- [PAGE EXCERPT]
»»

Step 3: Use Minimal Secondary Rowstore Indexes
OLTP requires point lookups.
Add narrow rowstore indexes to support:
FK lookups
point queries
small range scans
Example:
CREATE INDEX IX_Sales_OrderId ON Sales(OrderId);
Do not create wide indexes.
Step 4: Partition For Better Compression And Maintenance
Partition by:
Date (most common)
Region
Customer Segment
Example partition scheme:
Current Day (Rowstore)
Last 7 Days (Rowstore + NCCI)
Older Partitions (CCI)
Step 5: Reduce Deletes And Updates
Columnstore hates row-by-row updates.
Rewrite OLTP patterns:
1. Replace Delete + Insert with Update
Avoid double work on delete bitmap.
2. Use Soft Deletes
Store IsDeleted flag instead of physical delete.
Step 6: Improve Batch Processing And Ingestion
Best ingestion method:
INSERT INTO Sales
SELECT * FROM Staging
ORDER BY SalesDate; -- better compression
Worst ingestion method:
Multi-row single inserts (OLTP style)
Step 7: Optimize Segment Elimination
Columnstore works best when filtering by ordered columns.
If your analytics use:
Then pre-sort loads by those columns.
Detailed Production Example
Assume a Sales table supporting:
10,000 transactions per second
Analytical reporting every 5 minutes
Dashboards hitting the live table
Table Structure
SalesId INT IDENTITY
ProductId INT
CustomerId INT
Region VARCHAR(10)
Amount DECIMAL(10,2)
Quantity INT
SalesDate DATETIME2
Step-by-Step Indexing Strategy
1. Create Clustered PK for OLTP Lookups
CREATE CLUSTERED INDEX CIX_Sales
ON Sales(SalesId);
2. Create Required OLTP Rowstore Indexes
CREATE INDEX IX_Sales_ProductId ON Sales(ProductId);
CREATE INDEX IX_Sales_CustomerId ON Sales(CustomerId);
3. Add Nonclustered Columnstore Index For Reporting
CREATE NONCLUSTERED COLUMNSTORE INDEX NCCI_Sales
ON Sales (Amount, Quantity, Region, SalesDate);
4. Partition Table By Month
CREATE PARTITION FUNCTION PF_SalesDate (datetime2)
AS RANGE RIGHT FOR VALUES ('2023-01-01', '2023-02-01', ...);
5. Load Data in Batches
INSERT INTO Sales (...)

««

- [DATASET EXTRACT]
»»

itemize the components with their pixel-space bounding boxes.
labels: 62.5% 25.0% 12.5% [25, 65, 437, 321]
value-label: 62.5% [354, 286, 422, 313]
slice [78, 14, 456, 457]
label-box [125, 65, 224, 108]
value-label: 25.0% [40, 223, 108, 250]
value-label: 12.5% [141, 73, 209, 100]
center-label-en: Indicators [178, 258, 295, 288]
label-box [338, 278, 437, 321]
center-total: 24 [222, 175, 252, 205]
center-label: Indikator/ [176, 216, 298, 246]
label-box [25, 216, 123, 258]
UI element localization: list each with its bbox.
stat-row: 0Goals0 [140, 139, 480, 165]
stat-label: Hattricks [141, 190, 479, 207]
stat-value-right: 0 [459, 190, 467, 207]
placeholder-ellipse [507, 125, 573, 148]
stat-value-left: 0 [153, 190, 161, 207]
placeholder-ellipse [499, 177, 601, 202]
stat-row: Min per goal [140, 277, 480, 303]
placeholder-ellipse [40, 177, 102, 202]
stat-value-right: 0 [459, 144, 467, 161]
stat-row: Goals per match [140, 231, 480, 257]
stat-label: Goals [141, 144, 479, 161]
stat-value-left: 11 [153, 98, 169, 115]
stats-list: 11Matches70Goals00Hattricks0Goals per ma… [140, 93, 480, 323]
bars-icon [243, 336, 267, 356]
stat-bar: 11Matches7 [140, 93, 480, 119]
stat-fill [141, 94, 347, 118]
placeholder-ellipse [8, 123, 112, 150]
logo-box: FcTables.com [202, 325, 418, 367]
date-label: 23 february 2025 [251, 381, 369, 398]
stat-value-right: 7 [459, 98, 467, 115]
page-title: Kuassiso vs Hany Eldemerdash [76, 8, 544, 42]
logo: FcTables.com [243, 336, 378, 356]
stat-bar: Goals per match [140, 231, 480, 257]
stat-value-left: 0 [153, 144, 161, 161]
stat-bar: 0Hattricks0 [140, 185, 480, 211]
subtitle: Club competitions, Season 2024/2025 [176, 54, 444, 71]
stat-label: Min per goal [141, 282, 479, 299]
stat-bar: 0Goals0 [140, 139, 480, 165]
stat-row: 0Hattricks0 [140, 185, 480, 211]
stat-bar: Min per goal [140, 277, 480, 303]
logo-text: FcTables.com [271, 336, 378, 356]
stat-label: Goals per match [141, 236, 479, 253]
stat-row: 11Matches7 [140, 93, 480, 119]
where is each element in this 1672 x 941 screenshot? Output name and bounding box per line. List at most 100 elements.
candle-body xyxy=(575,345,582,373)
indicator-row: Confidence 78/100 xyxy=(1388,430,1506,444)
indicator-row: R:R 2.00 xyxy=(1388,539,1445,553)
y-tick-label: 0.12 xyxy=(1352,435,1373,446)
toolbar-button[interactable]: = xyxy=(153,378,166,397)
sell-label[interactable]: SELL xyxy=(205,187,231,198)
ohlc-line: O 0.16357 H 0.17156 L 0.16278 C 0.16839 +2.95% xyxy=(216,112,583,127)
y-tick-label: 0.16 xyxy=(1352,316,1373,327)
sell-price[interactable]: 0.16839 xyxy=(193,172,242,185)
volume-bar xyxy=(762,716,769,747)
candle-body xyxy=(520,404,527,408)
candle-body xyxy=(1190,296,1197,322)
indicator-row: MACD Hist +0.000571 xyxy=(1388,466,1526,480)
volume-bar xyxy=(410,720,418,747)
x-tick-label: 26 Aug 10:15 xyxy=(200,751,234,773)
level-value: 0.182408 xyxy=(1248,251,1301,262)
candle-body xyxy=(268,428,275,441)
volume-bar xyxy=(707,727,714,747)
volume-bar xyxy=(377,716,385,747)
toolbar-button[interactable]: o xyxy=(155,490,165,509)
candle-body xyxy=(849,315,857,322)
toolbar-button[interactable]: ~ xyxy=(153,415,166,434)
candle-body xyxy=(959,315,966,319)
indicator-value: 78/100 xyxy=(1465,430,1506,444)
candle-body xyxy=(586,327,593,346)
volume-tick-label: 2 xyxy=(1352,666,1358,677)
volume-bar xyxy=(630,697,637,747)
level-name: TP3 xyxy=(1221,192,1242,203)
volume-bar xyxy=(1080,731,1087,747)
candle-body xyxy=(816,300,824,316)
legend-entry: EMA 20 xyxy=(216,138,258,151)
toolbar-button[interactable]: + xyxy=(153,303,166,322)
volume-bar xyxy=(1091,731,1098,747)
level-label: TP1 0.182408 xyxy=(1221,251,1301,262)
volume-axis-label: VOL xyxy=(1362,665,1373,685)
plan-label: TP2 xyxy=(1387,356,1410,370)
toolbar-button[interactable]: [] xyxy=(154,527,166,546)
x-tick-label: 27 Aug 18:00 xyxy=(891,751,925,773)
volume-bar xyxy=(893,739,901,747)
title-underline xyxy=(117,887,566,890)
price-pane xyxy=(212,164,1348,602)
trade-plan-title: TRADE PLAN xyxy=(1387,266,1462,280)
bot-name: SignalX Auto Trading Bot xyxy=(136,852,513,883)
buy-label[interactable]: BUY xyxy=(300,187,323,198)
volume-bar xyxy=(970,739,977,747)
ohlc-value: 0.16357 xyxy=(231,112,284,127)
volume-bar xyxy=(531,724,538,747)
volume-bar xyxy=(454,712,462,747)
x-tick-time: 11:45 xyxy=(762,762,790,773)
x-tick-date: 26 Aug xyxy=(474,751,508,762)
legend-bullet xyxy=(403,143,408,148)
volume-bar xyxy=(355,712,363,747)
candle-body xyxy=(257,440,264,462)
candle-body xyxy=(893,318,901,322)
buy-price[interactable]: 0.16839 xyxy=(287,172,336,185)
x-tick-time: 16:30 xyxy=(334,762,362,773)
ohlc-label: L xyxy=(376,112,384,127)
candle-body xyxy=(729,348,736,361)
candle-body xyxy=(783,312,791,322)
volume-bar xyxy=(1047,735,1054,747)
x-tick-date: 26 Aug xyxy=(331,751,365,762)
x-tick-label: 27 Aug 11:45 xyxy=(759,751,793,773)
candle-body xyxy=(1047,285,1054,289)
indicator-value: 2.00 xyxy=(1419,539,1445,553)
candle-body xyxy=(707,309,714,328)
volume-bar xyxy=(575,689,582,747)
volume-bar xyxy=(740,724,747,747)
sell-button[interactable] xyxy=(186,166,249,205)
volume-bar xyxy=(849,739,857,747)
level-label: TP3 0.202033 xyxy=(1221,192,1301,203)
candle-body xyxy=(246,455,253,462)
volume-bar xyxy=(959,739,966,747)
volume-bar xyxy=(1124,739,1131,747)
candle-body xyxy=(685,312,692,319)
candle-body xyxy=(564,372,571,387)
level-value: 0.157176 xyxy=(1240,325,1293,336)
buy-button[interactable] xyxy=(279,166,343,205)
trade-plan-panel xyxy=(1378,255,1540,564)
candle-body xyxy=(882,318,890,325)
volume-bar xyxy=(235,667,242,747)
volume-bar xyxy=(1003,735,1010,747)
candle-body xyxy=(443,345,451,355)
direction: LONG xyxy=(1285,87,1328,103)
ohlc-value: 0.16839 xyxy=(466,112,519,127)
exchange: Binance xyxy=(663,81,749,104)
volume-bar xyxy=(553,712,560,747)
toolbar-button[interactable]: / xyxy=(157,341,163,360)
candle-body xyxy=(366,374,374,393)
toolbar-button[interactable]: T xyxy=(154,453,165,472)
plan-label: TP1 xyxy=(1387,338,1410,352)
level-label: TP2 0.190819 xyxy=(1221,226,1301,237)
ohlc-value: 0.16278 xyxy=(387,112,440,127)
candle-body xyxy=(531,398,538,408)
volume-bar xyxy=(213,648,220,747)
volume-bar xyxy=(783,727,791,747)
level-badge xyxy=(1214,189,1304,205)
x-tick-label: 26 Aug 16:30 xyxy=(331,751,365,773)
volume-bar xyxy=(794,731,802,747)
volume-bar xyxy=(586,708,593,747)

««

- [ACTIVITY]
Write out the part of the columnstore indexing page above, starting at the words "Step 4: Partition" and stopping after the words "Current Day (Rowstore)".

- [WRITTEN ANSWER]
Step 4: Partition For Better Compression And Maintenance
Partition by:
Date (most common)
Region
Customer Segment
Example partition scheme:
Current Day (Rowstore)